* _Instruction_: Rename "Patent image size" to "Figure dimensions" everywhere it occurs in the listing below, and keep every other line and word the same.

(Some records)
────────────────
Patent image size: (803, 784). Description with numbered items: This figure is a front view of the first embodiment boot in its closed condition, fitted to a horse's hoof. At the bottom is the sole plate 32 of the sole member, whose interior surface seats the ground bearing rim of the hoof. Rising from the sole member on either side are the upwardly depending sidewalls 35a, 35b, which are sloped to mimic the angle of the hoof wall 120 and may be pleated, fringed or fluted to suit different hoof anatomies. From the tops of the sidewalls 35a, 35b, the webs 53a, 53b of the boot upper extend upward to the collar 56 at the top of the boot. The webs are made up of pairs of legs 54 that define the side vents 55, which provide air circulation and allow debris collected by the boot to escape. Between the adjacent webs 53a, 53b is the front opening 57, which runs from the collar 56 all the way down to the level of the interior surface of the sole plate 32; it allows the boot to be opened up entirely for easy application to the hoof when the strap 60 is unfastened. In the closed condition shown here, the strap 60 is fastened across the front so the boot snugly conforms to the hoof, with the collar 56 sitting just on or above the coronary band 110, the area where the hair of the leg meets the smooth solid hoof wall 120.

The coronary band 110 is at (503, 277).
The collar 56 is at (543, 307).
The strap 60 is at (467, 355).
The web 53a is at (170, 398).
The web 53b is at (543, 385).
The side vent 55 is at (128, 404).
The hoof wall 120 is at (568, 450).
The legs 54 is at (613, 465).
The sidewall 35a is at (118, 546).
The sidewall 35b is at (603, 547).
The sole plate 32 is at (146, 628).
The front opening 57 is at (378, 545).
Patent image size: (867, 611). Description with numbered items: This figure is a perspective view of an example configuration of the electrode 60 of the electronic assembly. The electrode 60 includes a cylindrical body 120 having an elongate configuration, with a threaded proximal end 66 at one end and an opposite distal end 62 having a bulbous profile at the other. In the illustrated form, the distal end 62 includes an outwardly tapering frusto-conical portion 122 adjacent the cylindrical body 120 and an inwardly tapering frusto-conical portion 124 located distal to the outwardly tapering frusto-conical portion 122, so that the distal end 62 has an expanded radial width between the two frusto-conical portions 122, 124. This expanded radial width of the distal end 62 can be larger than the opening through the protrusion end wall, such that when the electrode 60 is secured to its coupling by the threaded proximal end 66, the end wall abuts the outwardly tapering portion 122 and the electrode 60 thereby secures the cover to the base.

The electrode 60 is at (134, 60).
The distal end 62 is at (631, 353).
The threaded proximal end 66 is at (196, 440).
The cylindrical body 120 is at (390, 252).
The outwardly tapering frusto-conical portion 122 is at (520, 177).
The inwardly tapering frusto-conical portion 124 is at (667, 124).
────────────────
* _Solution to this task_:
Figure dimensions: (803, 784). Description with numbered items: This figure is a front view of the first embodiment boot in its closed condition, fitted to a horse's hoof. At the bottom is the sole plate 32 of the sole member, whose interior surface seats the ground bearing rim of the hoof. Rising from the sole member on either side are the upwardly depending sidewalls 35a, 35b, which are sloped to mimic the angle of the hoof wall 120 and may be pleated, fringed or fluted to suit different hoof anatomies. From the tops of the sidewalls 35a, 35b, the webs 53a, 53b of the boot upper extend upward to the collar 56 at the top of the boot. The webs are made up of pairs of legs 54 that define the side vents 55, which provide air circulation and allow debris collected by the boot to escape. Between the adjacent webs 53a, 53b is the front opening 57, which runs from the collar 56 all the way down to the level of the interior surface of the sole plate 32; it allows the boot to be opened up entirely for easy application to the hoof when the strap 60 is unfastened. In the closed condition shown here, the strap 60 is fastened across the front so the boot snugly conforms to the hoof, with the collar 56 sitting just on or above the coronary band 110, the area where the hair of the leg meets the smooth solid hoof wall 120.

The coronary band 110 is at (503, 277).
The collar 56 is at (543, 307).
The strap 60 is at (467, 355).
The web 53a is at (170, 398).
The web 53b is at (543, 385).
The side vent 55 is at (128, 404).
The hoof wall 120 is at (568, 450).
The legs 54 is at (613, 465).
The sidewall 35a is at (118, 546).
The sidewall 35b is at (603, 547).
The sole plate 32 is at (146, 628).
The front opening 57 is at (378, 545).
Figure dimensions: (867, 611). Description with numbered items: This figure is a perspective view of an example configuration of the electrode 60 of the electronic assembly. The electrode 60 includes a cylindrical body 120 having an elongate configuration, with a threaded proximal end 66 at one end and an opposite distal end 62 having a bulbous profile at the other. In the illustrated form, the distal end 62 includes an outwardly tapering frusto-conical portion 122 adjacent the cylindrical body 120 and an inwardly tapering frusto-conical portion 124 located distal to the outwardly tapering frusto-conical portion 122, so that the distal end 62 has an expanded radial width between the two frusto-conical portions 122, 124. This expanded radial width of the distal end 62 can be larger than the opening through the protrusion end wall, such that when the electrode 60 is secured to its coupling by the threaded proximal end 66, the end wall abuts the outwardly tapering portion 122 and the electrode 60 thereby secures the cover to the base.

The electrode 60 is at (134, 60).
The distal end 62 is at (631, 353).
The threaded proximal end 66 is at (196, 440).
The cylindrical body 120 is at (390, 252).
The outwardly tapering frusto-conical portion 122 is at (520, 177).
The inwardly tapering frusto-conical portion 124 is at (667, 124).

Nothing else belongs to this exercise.